Data lines ::
— start —

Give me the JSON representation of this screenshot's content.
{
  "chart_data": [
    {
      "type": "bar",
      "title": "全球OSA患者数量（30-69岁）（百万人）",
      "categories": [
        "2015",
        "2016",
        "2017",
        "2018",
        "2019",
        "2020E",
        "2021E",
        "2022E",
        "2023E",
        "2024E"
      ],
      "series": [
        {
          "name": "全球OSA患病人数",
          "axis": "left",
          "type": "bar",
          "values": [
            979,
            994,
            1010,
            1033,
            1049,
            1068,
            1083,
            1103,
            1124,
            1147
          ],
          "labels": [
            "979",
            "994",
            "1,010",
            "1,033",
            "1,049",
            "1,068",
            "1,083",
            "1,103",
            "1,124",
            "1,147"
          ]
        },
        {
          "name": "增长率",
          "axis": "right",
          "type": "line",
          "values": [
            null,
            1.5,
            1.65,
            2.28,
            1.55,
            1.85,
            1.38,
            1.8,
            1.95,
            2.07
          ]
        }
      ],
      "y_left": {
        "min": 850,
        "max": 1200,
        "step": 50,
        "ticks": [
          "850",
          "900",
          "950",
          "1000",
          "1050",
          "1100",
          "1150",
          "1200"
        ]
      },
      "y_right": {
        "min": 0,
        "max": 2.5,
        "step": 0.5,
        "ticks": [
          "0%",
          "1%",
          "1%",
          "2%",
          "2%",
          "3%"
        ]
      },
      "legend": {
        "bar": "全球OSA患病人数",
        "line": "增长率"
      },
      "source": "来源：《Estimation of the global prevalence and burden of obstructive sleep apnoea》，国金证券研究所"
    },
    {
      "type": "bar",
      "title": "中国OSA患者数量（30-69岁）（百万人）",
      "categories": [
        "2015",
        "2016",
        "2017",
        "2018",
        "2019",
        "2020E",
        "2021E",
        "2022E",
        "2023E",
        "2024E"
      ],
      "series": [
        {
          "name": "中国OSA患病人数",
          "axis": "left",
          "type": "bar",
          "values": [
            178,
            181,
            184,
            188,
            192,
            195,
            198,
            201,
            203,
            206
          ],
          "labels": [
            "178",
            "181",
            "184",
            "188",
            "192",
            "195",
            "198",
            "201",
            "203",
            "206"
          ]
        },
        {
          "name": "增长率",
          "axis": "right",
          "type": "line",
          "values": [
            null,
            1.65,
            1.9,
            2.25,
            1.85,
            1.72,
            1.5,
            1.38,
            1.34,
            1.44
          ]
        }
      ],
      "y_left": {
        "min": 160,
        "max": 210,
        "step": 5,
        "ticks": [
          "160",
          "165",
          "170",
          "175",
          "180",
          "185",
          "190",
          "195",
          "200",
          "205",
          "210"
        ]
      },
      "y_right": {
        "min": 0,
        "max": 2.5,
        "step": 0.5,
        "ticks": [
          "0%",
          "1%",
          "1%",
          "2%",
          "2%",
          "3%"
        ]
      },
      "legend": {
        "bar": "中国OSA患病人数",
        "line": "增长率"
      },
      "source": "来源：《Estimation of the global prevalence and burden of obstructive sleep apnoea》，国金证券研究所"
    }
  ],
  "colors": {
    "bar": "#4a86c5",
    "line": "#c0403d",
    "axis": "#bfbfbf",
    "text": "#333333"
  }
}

— end —

Write out the full set of records exactly as given.

Give me the JSON representation of this screenshot's content.
{
  "chart_data": [
    {
      "type": "bar",
      "title": "全球OSA患者数量（30-69岁）（百万人）",
      "categories": [
        "2015",
        "2016",
        "2017",
        "2018",
        "2019",
        "2020E",
        "2021E",
        "2022E",
        "2023E",
        "2024E"
      ],
      "series": [
        {
          "name": "全球OSA患病人数",
          "axis": "left",
          "type": "bar",
          "values": [
            979,
            994,
            1010,
            1033,
            1049,
            1068,
            1083,
            1103,
            1124,
            1147
          ],
          "labels": [
            "979",
            "994",
            "1,010",
            "1,033",
            "1,049",
            "1,068",
            "1,083",
            "1,103",
            "1,124",
            "1,147"
          ]
        },
        {
          "name": "增长率",
          "axis": "right",
          "type": "line",
          "values": [
            null,
            1.5,
            1.65,
            2.28,
            1.55,
            1.85,
            1.38,
            1.8,
            1.95,
            2.07
          ]
        }
      ],
      "y_left": {
        "min": 850,
        "max": 1200,
        "step": 50,
        "ticks": [
          "850",
          "900",
          "950",
          "1000",
          "1050",
          "1100",
          "1150",
          "1200"
        ]
      },
      "y_right": {
        "min": 0,
        "max": 2.5,
        "step": 0.5,
        "ticks": [
          "0%",
          "1%",
          "1%",
          "2%",
          "2%",
          "3%"
        ]
      },
      "legend": {
        "bar": "全球OSA患病人数",
        "line": "增长率"
      },
      "source": "来源：《Estimation of the global prevalence and burden of obstructive sleep apnoea》，国金证券研究所"
    },
    {
      "type": "bar",
      "title": "中国OSA患者数量（30-69岁）（百万人）",
      "categories": [
        "2015",
        "2016",
        "2017",
        "2018",
        "2019",
        "2020E",
        "2021E",
        "2022E",
        "2023E",
        "2024E"
      ],
      "series": [
        {
          "name": "中国OSA患病人数",
          "axis": "left",
          "type": "bar",
          "values": [
            178,
            181,
            184,
            188,
            192,
            195,
            198,
            201,
            203,
            206
          ],
          "labels": [
            "178",
            "181",
            "184",
            "188",
            "192",
            "195",
            "198",
            "201",
            "203",
            "206"
          ]
        },
        {
          "name": "增长率",
          "axis": "right",
          "type": "line",
          "values": [
            null,
            1.65,
            1.9,
            2.25,
            1.85,
            1.72,
            1.5,
            1.38,
            1.34,
            1.44
          ]
        }
      ],
      "y_left": {
        "min": 160,
        "max": 210,
        "step": 5,
        "ticks": [
          "160",
          "165",
          "170",
          "175",
          "180",
          "185",
          "190",
          "195",
          "200",
          "205",
          "210"
        ]
      },
      "y_right": {
        "min": 0,
        "max": 2.5,
        "step": 0.5,
        "ticks": [
          "0%",
          "1%",
          "1%",
          "2%",
          "2%",
          "3%"
        ]
      },
      "legend": {
        "bar": "中国OSA患病人数",
        "line": "增长率"
      },
      "source": "来源：《Estimation of the global prevalence and burden of obstructive sleep apnoea》，国金证券研究所"
    }
  ],
  "colors": {
    "bar": "#4a86c5",
    "line": "#c0403d",
    "axis": "#bfbfbf",
    "text": "#333333"
  }
}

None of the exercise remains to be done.